__The data__

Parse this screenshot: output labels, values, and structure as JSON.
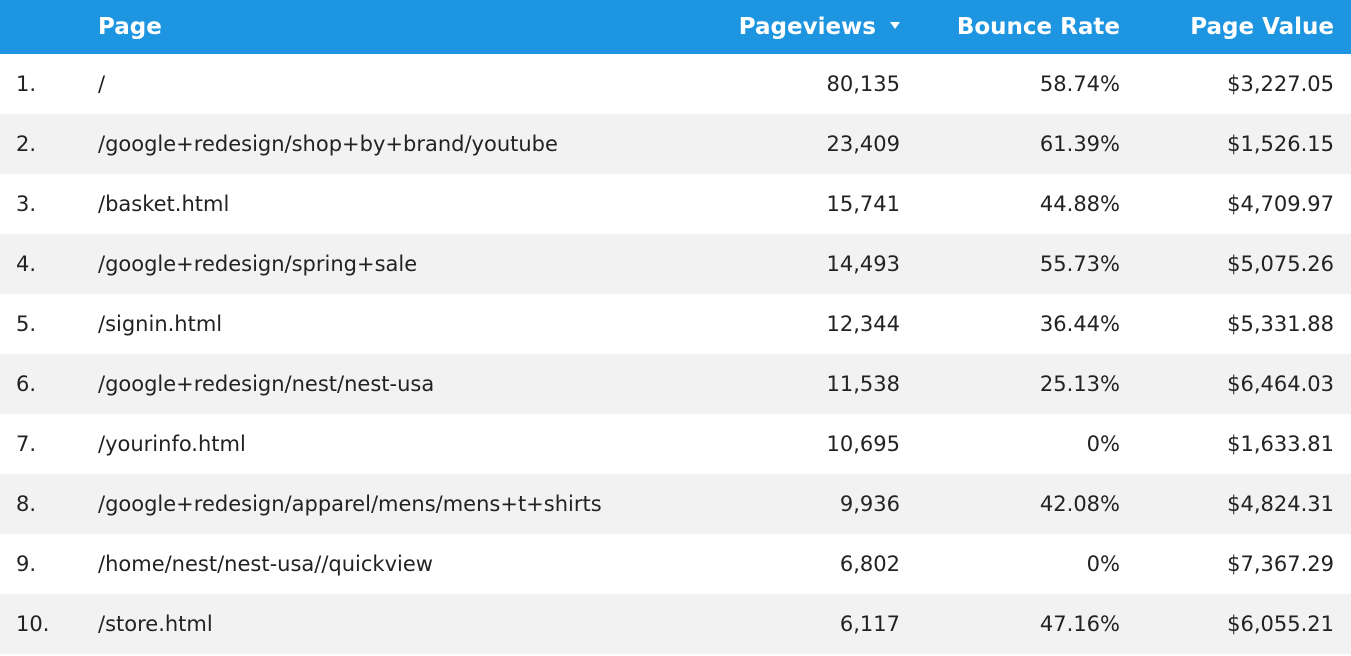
{
  "table": {
    "columns": {
      "page": "Page",
      "pageviews": "Pageviews",
      "bounce_rate": "Bounce Rate",
      "page_value": "Page Value"
    },
    "sort": {
      "column": "pageviews",
      "direction": "descending",
      "icon": "sort-descending-icon"
    },
    "header_color": "#1e95e0",
    "rows": [
      {
        "index": "1.",
        "page": "/",
        "pageviews": "80,135",
        "bounce_rate": "58.74%",
        "page_value": "$3,227.05"
      },
      {
        "index": "2.",
        "page": "/google+redesign/shop+by+brand/youtube",
        "pageviews": "23,409",
        "bounce_rate": "61.39%",
        "page_value": "$1,526.15"
      },
      {
        "index": "3.",
        "page": "/basket.html",
        "pageviews": "15,741",
        "bounce_rate": "44.88%",
        "page_value": "$4,709.97"
      },
      {
        "index": "4.",
        "page": "/google+redesign/spring+sale",
        "pageviews": "14,493",
        "bounce_rate": "55.73%",
        "page_value": "$5,075.26"
      },
      {
        "index": "5.",
        "page": "/signin.html",
        "pageviews": "12,344",
        "bounce_rate": "36.44%",
        "page_value": "$5,331.88"
      },
      {
        "index": "6.",
        "page": "/google+redesign/nest/nest-usa",
        "pageviews": "11,538",
        "bounce_rate": "25.13%",
        "page_value": "$6,464.03"
      },
      {
        "index": "7.",
        "page": "/yourinfo.html",
        "pageviews": "10,695",
        "bounce_rate": "0%",
        "page_value": "$1,633.81"
      },
      {
        "index": "8.",
        "page": "/google+redesign/apparel/mens/mens+t+shirts",
        "pageviews": "9,936",
        "bounce_rate": "42.08%",
        "page_value": "$4,824.31"
      },
      {
        "index": "9.",
        "page": "/home/nest/nest-usa//quickview",
        "pageviews": "6,802",
        "bounce_rate": "0%",
        "page_value": "$7,367.29"
      },
      {
        "index": "10.",
        "page": "/store.html",
        "pageviews": "6,117",
        "bounce_rate": "47.16%",
        "page_value": "$6,055.21"
      }
    ]
  }
}
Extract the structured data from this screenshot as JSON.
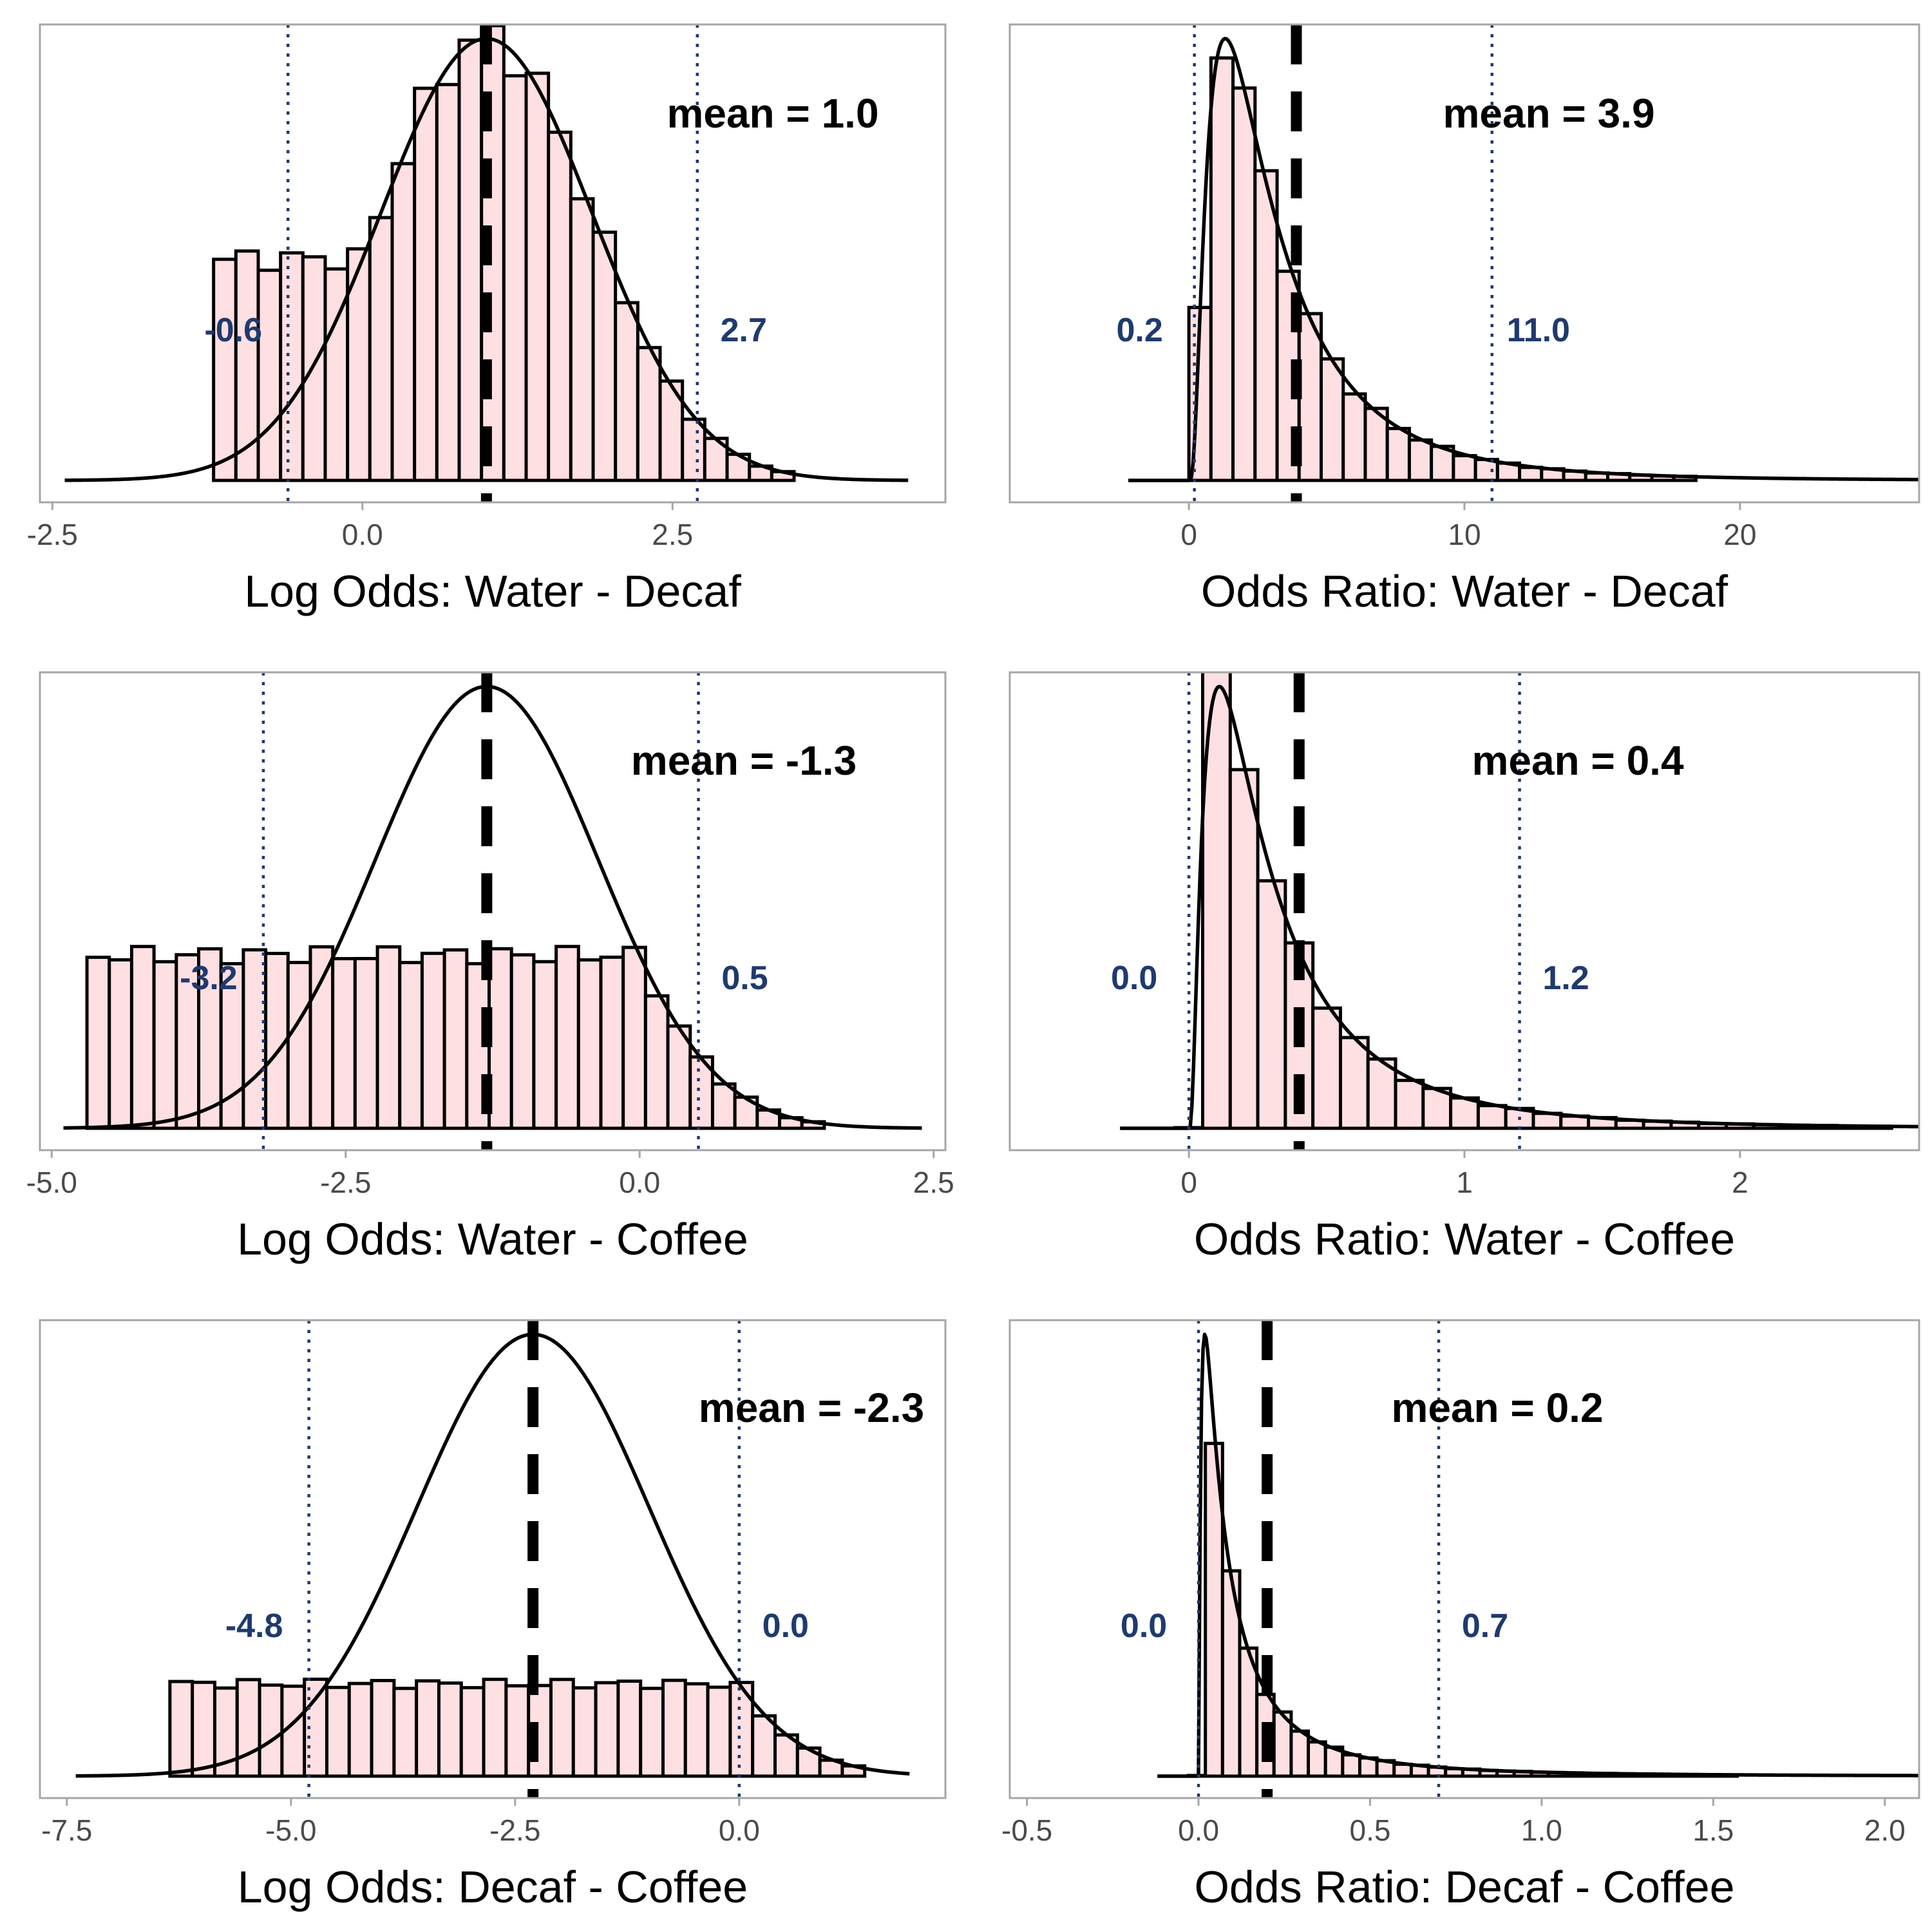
{
  "colors": {
    "bar_fill": "#ffe0e2",
    "bar_stroke": "#000000",
    "density_line": "#000000",
    "mean_line": "#000000",
    "ci_line": "#1f3a6e",
    "ci_label": "#1f3a6e",
    "frame": "#a6a6a6"
  },
  "chart_data": [
    {
      "type": "histogram",
      "grid": false,
      "xlabel": "Log Odds: Water - Decaf",
      "xlim": [
        -2.6,
        4.7
      ],
      "xticks": [
        -2.5,
        0.0,
        2.5
      ],
      "xtick_labels": [
        "-2.5",
        "0.0",
        "2.5"
      ],
      "dist": {
        "kind": "normal",
        "mu": 1.0,
        "sigma": 0.85
      },
      "density_range": [
        -2.4,
        4.4
      ],
      "bin_range": [
        -1.2,
        3.35
      ],
      "bin_width": 0.18,
      "mean": 1.0,
      "mean_label": "mean = 1.0",
      "ci": [
        -0.6,
        2.7
      ],
      "ci_labels": [
        "-0.6",
        "2.7"
      ]
    },
    {
      "type": "histogram",
      "grid": false,
      "xlabel": "Odds Ratio: Water - Decaf",
      "xlim": [
        -6.5,
        26.5
      ],
      "xticks": [
        0,
        10,
        20
      ],
      "xtick_labels": [
        "0",
        "10",
        "20"
      ],
      "dist": {
        "kind": "lognormal",
        "mu": 1.0,
        "sigma": 0.85
      },
      "density_range": [
        -2.2,
        26.5
      ],
      "bin_range": [
        0.0,
        18.2
      ],
      "bin_width": 0.8,
      "mean": 3.9,
      "mean_label": "mean = 3.9",
      "ci": [
        0.2,
        11.0
      ],
      "ci_labels": [
        "0.2",
        "11.0"
      ]
    },
    {
      "type": "histogram",
      "grid": false,
      "xlabel": "Log Odds: Water - Coffee",
      "xlim": [
        -5.1,
        2.6
      ],
      "xticks": [
        -5.0,
        -2.5,
        0.0,
        2.5
      ],
      "xtick_labels": [
        "-5.0",
        "-2.5",
        "0.0",
        "2.5"
      ],
      "dist": {
        "kind": "normal",
        "mu": -1.3,
        "sigma": 0.95
      },
      "density_range": [
        -4.9,
        2.4
      ],
      "bin_range": [
        -4.7,
        1.55
      ],
      "bin_width": 0.19,
      "mean": -1.3,
      "mean_label": "mean = -1.3",
      "ci": [
        -3.2,
        0.5
      ],
      "ci_labels": [
        "-3.2",
        "0.5"
      ]
    },
    {
      "type": "histogram",
      "grid": false,
      "xlabel": "Odds Ratio: Water - Coffee",
      "xlim": [
        -0.65,
        2.65
      ],
      "xticks": [
        0,
        1,
        2
      ],
      "xtick_labels": [
        "0",
        "1",
        "2"
      ],
      "dist": {
        "kind": "lognormal",
        "mu": -1.3,
        "sigma": 0.95
      },
      "density_range": [
        -0.25,
        2.65
      ],
      "bin_range": [
        -0.05,
        2.55
      ],
      "bin_width": 0.1,
      "mean": 0.4,
      "mean_label": "mean = 0.4",
      "ci": [
        0.0,
        1.2
      ],
      "ci_labels": [
        "0.0",
        "1.2"
      ]
    },
    {
      "type": "histogram",
      "grid": false,
      "xlabel": "Log Odds: Decaf - Coffee",
      "xlim": [
        -7.8,
        2.3
      ],
      "xticks": [
        -7.5,
        -5.0,
        -2.5,
        0.0
      ],
      "xtick_labels": [
        "-7.5",
        "-5.0",
        "-2.5",
        "0.0"
      ],
      "dist": {
        "kind": "normal",
        "mu": -2.3,
        "sigma": 1.3
      },
      "density_range": [
        -7.4,
        1.9
      ],
      "bin_range": [
        -6.35,
        1.25
      ],
      "bin_width": 0.25,
      "mean": -2.3,
      "mean_label": "mean = -2.3",
      "ci": [
        -4.8,
        0.0
      ],
      "ci_labels": [
        "-4.8",
        "0.0"
      ]
    },
    {
      "type": "histogram",
      "grid": false,
      "xlabel": "Odds Ratio: Decaf - Coffee",
      "xlim": [
        -0.55,
        2.1
      ],
      "xticks": [
        -0.5,
        0.0,
        0.5,
        1.0,
        1.5,
        2.0
      ],
      "xtick_labels": [
        "-0.5",
        "0.0",
        "0.5",
        "1.0",
        "1.5",
        "2.0"
      ],
      "dist": {
        "kind": "lognormal",
        "mu": -2.3,
        "sigma": 1.3
      },
      "density_range": [
        -0.12,
        2.1
      ],
      "bin_range": [
        -0.03,
        1.55
      ],
      "bin_width": 0.05,
      "mean": 0.2,
      "mean_label": "mean = 0.2",
      "ci": [
        0.0,
        0.7
      ],
      "ci_labels": [
        "0.0",
        "0.7"
      ]
    }
  ]
}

__What is asked__
Extract all the entries word for word; omit any pictures.

__Answer to this exercise__
Parse this screenshot: output labels, values, and structure as JSON.
{
  "table": {
    "columns": {
      "page": "Page",
      "pageviews": "Pageviews",
      "bounce_rate": "Bounce Rate",
      "page_value": "Page Value"
    },
    "sort": {
      "column": "pageviews",
      "direction": "descending",
      "icon": "sort-descending-icon"
    },
    "header_color": "#1e95e0",
    "rows": [
      {
        "index": "1.",
        "page": "/",
        "pageviews": "80,135",
        "bounce_rate": "58.74%",
        "page_value": "$3,227.05"
      },
      {
        "index": "2.",
        "page": "/google+redesign/shop+by+brand/youtube",
        "pageviews": "23,409",
        "bounce_rate": "61.39%",
        "page_value": "$1,526.15"
      },
      {
        "index": "3.",
        "page": "/basket.html",
        "pageviews": "15,741",
        "bounce_rate": "44.88%",
        "page_value": "$4,709.97"
      },
      {
        "index": "4.",
        "page": "/google+redesign/spring+sale",
        "pageviews": "14,493",
        "bounce_rate": "55.73%",
        "page_value": "$5,075.26"
      },
      {
        "index": "5.",
        "page": "/signin.html",
        "pageviews": "12,344",
        "bounce_rate": "36.44%",
        "page_value": "$5,331.88"
      },
      {
        "index": "6.",
        "page": "/google+redesign/nest/nest-usa",
        "pageviews": "11,538",
        "bounce_rate": "25.13%",
        "page_value": "$6,464.03"
      },
      {
        "index": "7.",
        "page": "/yourinfo.html",
        "pageviews": "10,695",
        "bounce_rate": "0%",
        "page_value": "$1,633.81"
      },
      {
        "index": "8.",
        "page": "/google+redesign/apparel/mens/mens+t+shirts",
        "pageviews": "9,936",
        "bounce_rate": "42.08%",
        "page_value": "$4,824.31"
      },
      {
        "index": "9.",
        "page": "/home/nest/nest-usa//quickview",
        "pageviews": "6,802",
        "bounce_rate": "0%",
        "page_value": "$7,367.29"
      },
      {
        "index": "10.",
        "page": "/store.html",
        "pageviews": "6,117",
        "bounce_rate": "47.16%",
        "page_value": "$6,055.21"
      }
    ]
  }
}
Extract the structured data from this screenshot as JSON.
{
  "colors": {
    "bar_fill": "#ffe0e2",
    "bar_stroke": "#000000",
    "density_line": "#000000",
    "mean_line": "#000000",
    "ci_line": "#1f3a6e",
    "ci_label": "#1f3a6e",
    "frame": "#a6a6a6"
  },
  "chart_data": [
    {
      "type": "histogram",
      "grid": false,
      "xlabel": "Log Odds: Water - Decaf",
      "xlim": [
        -2.6,
        4.7
      ],
      "xticks": [
        -2.5,
        0.0,
        2.5
      ],
      "xtick_labels": [
        "-2.5",
        "0.0",
        "2.5"
      ],
      "dist": {
        "kind": "normal",
        "mu": 1.0,
        "sigma": 0.85
      },
      "density_range": [
        -2.4,
        4.4
      ],
      "bin_range": [
        -1.2,
        3.35
      ],
      "bin_width": 0.18,
      "mean": 1.0,
      "mean_label": "mean = 1.0",
      "ci": [
        -0.6,
        2.7
      ],
      "ci_labels": [
        "-0.6",
        "2.7"
      ]
    },
    {
      "type": "histogram",
      "grid": false,
      "xlabel": "Odds Ratio: Water - Decaf",
      "xlim": [
        -6.5,
        26.5
      ],
      "xticks": [
        0,
        10,
        20
      ],
      "xtick_labels": [
        "0",
        "10",
        "20"
      ],
      "dist": {
        "kind": "lognormal",
        "mu": 1.0,
        "sigma": 0.85
      },
      "density_range": [
        -2.2,
        26.5
      ],
      "bin_range": [
        0.0,
        18.2
      ],
      "bin_width": 0.8,
      "mean": 3.9,
      "mean_label": "mean = 3.9",
      "ci": [
        0.2,
        11.0
      ],
      "ci_labels": [
        "0.2",
        "11.0"
      ]
    },
    {
      "type": "histogram",
      "grid": false,
      "xlabel": "Log Odds: Water - Coffee",
      "xlim": [
        -5.1,
        2.6
      ],
      "xticks": [
        -5.0,
        -2.5,
        0.0,
        2.5
      ],
      "xtick_labels": [
        "-5.0",
        "-2.5",
        "0.0",
        "2.5"
      ],
      "dist": {
        "kind": "normal",
        "mu": -1.3,
        "sigma": 0.95
      },
      "density_range": [
        -4.9,
        2.4
      ],
      "bin_range": [
        -4.7,
        1.55
      ],
      "bin_width": 0.19,
      "mean": -1.3,
      "mean_label": "mean = -1.3",
      "ci": [
        -3.2,
        0.5
      ],
      "ci_labels": [
        "-3.2",
        "0.5"
      ]
    },
    {
      "type": "histogram",
      "grid": false,
      "xlabel": "Odds Ratio: Water - Coffee",
      "xlim": [
        -0.65,
        2.65
      ],
      "xticks": [
        0,
        1,
        2
      ],
      "xtick_labels": [
        "0",
        "1",
        "2"
      ],
      "dist": {
        "kind": "lognormal",
        "mu": -1.3,
        "sigma": 0.95
      },
      "density_range": [
        -0.25,
        2.65
      ],
      "bin_range": [
        -0.05,
        2.55
      ],
      "bin_width": 0.1,
      "mean": 0.4,
      "mean_label": "mean = 0.4",
      "ci": [
        0.0,
        1.2
      ],
      "ci_labels": [
        "0.0",
        "1.2"
      ]
    },
    {
      "type": "histogram",
      "grid": false,
      "xlabel": "Log Odds: Decaf - Coffee",
      "xlim": [
        -7.8,
        2.3
      ],
      "xticks": [
        -7.5,
        -5.0,
        -2.5,
        0.0
      ],
      "xtick_labels": [
        "-7.5",
        "-5.0",
        "-2.5",
        "0.0"
      ],
      "dist": {
        "kind": "normal",
        "mu": -2.3,
        "sigma": 1.3
      },
      "density_range": [
        -7.4,
        1.9
      ],
      "bin_range": [
        -6.35,
        1.25
      ],
      "bin_width": 0.25,
      "mean": -2.3,
      "mean_label": "mean = -2.3",
      "ci": [
        -4.8,
        0.0
      ],
      "ci_labels": [
        "-4.8",
        "0.0"
      ]
    },
    {
      "type": "histogram",
      "grid": false,
      "xlabel": "Odds Ratio: Decaf - Coffee",
      "xlim": [
        -0.55,
        2.1
      ],
      "xticks": [
        -0.5,
        0.0,
        0.5,
        1.0,
        1.5,
        2.0
      ],
      "xtick_labels": [
        "-0.5",
        "0.0",
        "0.5",
        "1.0",
        "1.5",
        "2.0"
      ],
      "dist": {
        "kind": "lognormal",
        "mu": -2.3,
        "sigma": 1.3
      },
      "density_range": [
        -0.12,
        2.1
      ],
      "bin_range": [
        -0.03,
        1.55
      ],
      "bin_width": 0.05,
      "mean": 0.2,
      "mean_label": "mean = 0.2",
      "ci": [
        0.0,
        0.7
      ],
      "ci_labels": [
        "0.0",
        "0.7"
      ]
    }
  ]
}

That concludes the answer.